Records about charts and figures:
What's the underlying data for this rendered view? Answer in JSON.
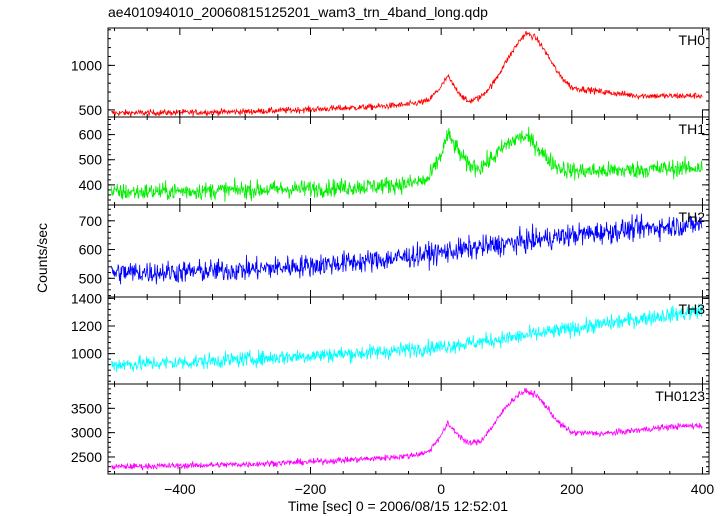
{
  "chart_data": {
    "type": "line",
    "title": "ae401094010_20060815125201_wam3_trn_4band_long.qdp",
    "xlabel": "Time [sec] 0 = 2006/08/15 12:52:01",
    "ylabel": "Counts/sec",
    "xlim": [
      -510,
      410
    ],
    "x_ticks": [
      -400,
      -200,
      0,
      200,
      400
    ],
    "panels": [
      {
        "name": "TH0",
        "color": "#ff0000",
        "ylim": [
          420,
          1420
        ],
        "y_ticks": [
          500,
          1000
        ],
        "noise": 25,
        "series": {
          "x": [
            -505,
            -400,
            -300,
            -200,
            -100,
            -50,
            -20,
            0,
            10,
            20,
            40,
            60,
            80,
            100,
            120,
            130,
            145,
            160,
            180,
            200,
            250,
            300,
            350,
            400
          ],
          "y": [
            465,
            470,
            480,
            505,
            535,
            560,
            600,
            760,
            880,
            760,
            590,
            640,
            800,
            1050,
            1280,
            1360,
            1310,
            1150,
            900,
            750,
            700,
            660,
            655,
            660
          ]
        }
      },
      {
        "name": "TH1",
        "color": "#00ee00",
        "ylim": [
          320,
          670
        ],
        "y_ticks": [
          400,
          500,
          600
        ],
        "noise": 25,
        "series": {
          "x": [
            -505,
            -400,
            -300,
            -200,
            -100,
            -50,
            -20,
            0,
            10,
            20,
            40,
            60,
            80,
            100,
            120,
            130,
            145,
            160,
            180,
            200,
            250,
            300,
            350,
            400
          ],
          "y": [
            370,
            375,
            380,
            385,
            395,
            405,
            420,
            520,
            600,
            560,
            480,
            470,
            510,
            560,
            590,
            590,
            560,
            510,
            470,
            455,
            455,
            460,
            465,
            470
          ]
        }
      },
      {
        "name": "TH2",
        "color": "#0000ff",
        "ylim": [
          435,
          755
        ],
        "y_ticks": [
          500,
          600,
          700
        ],
        "noise": 28,
        "series": {
          "x": [
            -505,
            -400,
            -300,
            -200,
            -100,
            0,
            100,
            200,
            300,
            400
          ],
          "y": [
            520,
            522,
            530,
            545,
            562,
            590,
            620,
            650,
            672,
            690
          ]
        }
      },
      {
        "name": "TH3",
        "color": "#00ffff",
        "ylim": [
          780,
          1410
        ],
        "y_ticks": [
          1000,
          1200,
          1400
        ],
        "noise": 40,
        "series": {
          "x": [
            -505,
            -400,
            -300,
            -200,
            -100,
            0,
            100,
            200,
            300,
            400
          ],
          "y": [
            920,
            935,
            960,
            985,
            1010,
            1050,
            1110,
            1180,
            1250,
            1310
          ]
        }
      },
      {
        "name": "TH0123",
        "color": "#ff00ff",
        "ylim": [
          2150,
          4000
        ],
        "y_ticks": [
          2500,
          3000,
          3500
        ],
        "noise": 45,
        "series": {
          "x": [
            -505,
            -400,
            -300,
            -200,
            -100,
            -50,
            -20,
            0,
            10,
            20,
            40,
            60,
            80,
            100,
            120,
            130,
            145,
            160,
            180,
            200,
            250,
            300,
            350,
            400
          ],
          "y": [
            2300,
            2320,
            2350,
            2400,
            2470,
            2520,
            2600,
            2950,
            3180,
            3050,
            2780,
            2820,
            3150,
            3550,
            3800,
            3850,
            3780,
            3550,
            3200,
            3000,
            2980,
            3050,
            3120,
            3150
          ]
        }
      }
    ]
  }
}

• What to produce: Images in the data above are to be skipped. Retype all other material exactly.

• Right answer:
What's the underlying data for this rendered view? Answer in JSON.
{
  "chart_data": {
    "type": "line",
    "title": "ae401094010_20060815125201_wam3_trn_4band_long.qdp",
    "xlabel": "Time [sec] 0 = 2006/08/15 12:52:01",
    "ylabel": "Counts/sec",
    "xlim": [
      -510,
      410
    ],
    "x_ticks": [
      -400,
      -200,
      0,
      200,
      400
    ],
    "panels": [
      {
        "name": "TH0",
        "color": "#ff0000",
        "ylim": [
          420,
          1420
        ],
        "y_ticks": [
          500,
          1000
        ],
        "noise": 25,
        "series": {
          "x": [
            -505,
            -400,
            -300,
            -200,
            -100,
            -50,
            -20,
            0,
            10,
            20,
            40,
            60,
            80,
            100,
            120,
            130,
            145,
            160,
            180,
            200,
            250,
            300,
            350,
            400
          ],
          "y": [
            465,
            470,
            480,
            505,
            535,
            560,
            600,
            760,
            880,
            760,
            590,
            640,
            800,
            1050,
            1280,
            1360,
            1310,
            1150,
            900,
            750,
            700,
            660,
            655,
            660
          ]
        }
      },
      {
        "name": "TH1",
        "color": "#00ee00",
        "ylim": [
          320,
          670
        ],
        "y_ticks": [
          400,
          500,
          600
        ],
        "noise": 25,
        "series": {
          "x": [
            -505,
            -400,
            -300,
            -200,
            -100,
            -50,
            -20,
            0,
            10,
            20,
            40,
            60,
            80,
            100,
            120,
            130,
            145,
            160,
            180,
            200,
            250,
            300,
            350,
            400
          ],
          "y": [
            370,
            375,
            380,
            385,
            395,
            405,
            420,
            520,
            600,
            560,
            480,
            470,
            510,
            560,
            590,
            590,
            560,
            510,
            470,
            455,
            455,
            460,
            465,
            470
          ]
        }
      },
      {
        "name": "TH2",
        "color": "#0000ff",
        "ylim": [
          435,
          755
        ],
        "y_ticks": [
          500,
          600,
          700
        ],
        "noise": 28,
        "series": {
          "x": [
            -505,
            -400,
            -300,
            -200,
            -100,
            0,
            100,
            200,
            300,
            400
          ],
          "y": [
            520,
            522,
            530,
            545,
            562,
            590,
            620,
            650,
            672,
            690
          ]
        }
      },
      {
        "name": "TH3",
        "color": "#00ffff",
        "ylim": [
          780,
          1410
        ],
        "y_ticks": [
          1000,
          1200,
          1400
        ],
        "noise": 40,
        "series": {
          "x": [
            -505,
            -400,
            -300,
            -200,
            -100,
            0,
            100,
            200,
            300,
            400
          ],
          "y": [
            920,
            935,
            960,
            985,
            1010,
            1050,
            1110,
            1180,
            1250,
            1310
          ]
        }
      },
      {
        "name": "TH0123",
        "color": "#ff00ff",
        "ylim": [
          2150,
          4000
        ],
        "y_ticks": [
          2500,
          3000,
          3500
        ],
        "noise": 45,
        "series": {
          "x": [
            -505,
            -400,
            -300,
            -200,
            -100,
            -50,
            -20,
            0,
            10,
            20,
            40,
            60,
            80,
            100,
            120,
            130,
            145,
            160,
            180,
            200,
            250,
            300,
            350,
            400
          ],
          "y": [
            2300,
            2320,
            2350,
            2400,
            2470,
            2520,
            2600,
            2950,
            3180,
            3050,
            2780,
            2820,
            3150,
            3550,
            3800,
            3850,
            3780,
            3550,
            3200,
            3000,
            2980,
            3050,
            3120,
            3150
          ]
        }
      }
    ]
  }
}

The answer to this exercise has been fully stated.